§ DATA LINES:
•••

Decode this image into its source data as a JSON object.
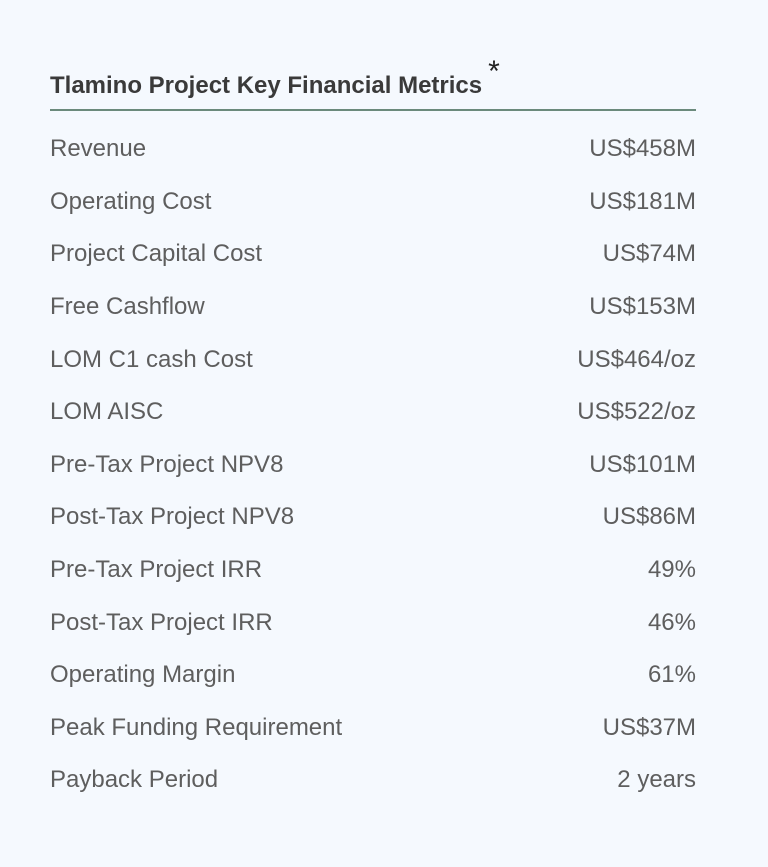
{
  "table": {
    "title": "Tlamino Project Key Financial Metrics",
    "title_mark": "*",
    "rows": [
      {
        "label": "Revenue",
        "value": "US$458M"
      },
      {
        "label": "Operating Cost",
        "value": "US$181M"
      },
      {
        "label": "Project Capital Cost",
        "value": "US$74M"
      },
      {
        "label": "Free Cashflow",
        "value": "US$153M"
      },
      {
        "label": "LOM C1 cash Cost",
        "value": "US$464/oz"
      },
      {
        "label": "LOM AISC",
        "value": "US$522/oz"
      },
      {
        "label": "Pre-Tax Project NPV8",
        "value": "US$101M"
      },
      {
        "label": "Post-Tax Project NPV8",
        "value": "US$86M"
      },
      {
        "label": "Pre-Tax Project IRR",
        "value": "49%"
      },
      {
        "label": "Post-Tax Project IRR",
        "value": "46%"
      },
      {
        "label": "Operating Margin",
        "value": "61%"
      },
      {
        "label": "Peak Funding Requirement",
        "value": "US$37M"
      },
      {
        "label": "Payback Period",
        "value": "2 years"
      }
    ]
  },
  "colors": {
    "background": "#f5f9fe",
    "rule": "#6b8a7c",
    "title": "#3a3a3a",
    "text": "#5e5e5e"
  }
}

•••

§ TASK INSTRUCTIONS: In the material above, how many lines hold the word "Operating"? Say only the number.

§ WRITTEN RESPONSE: 2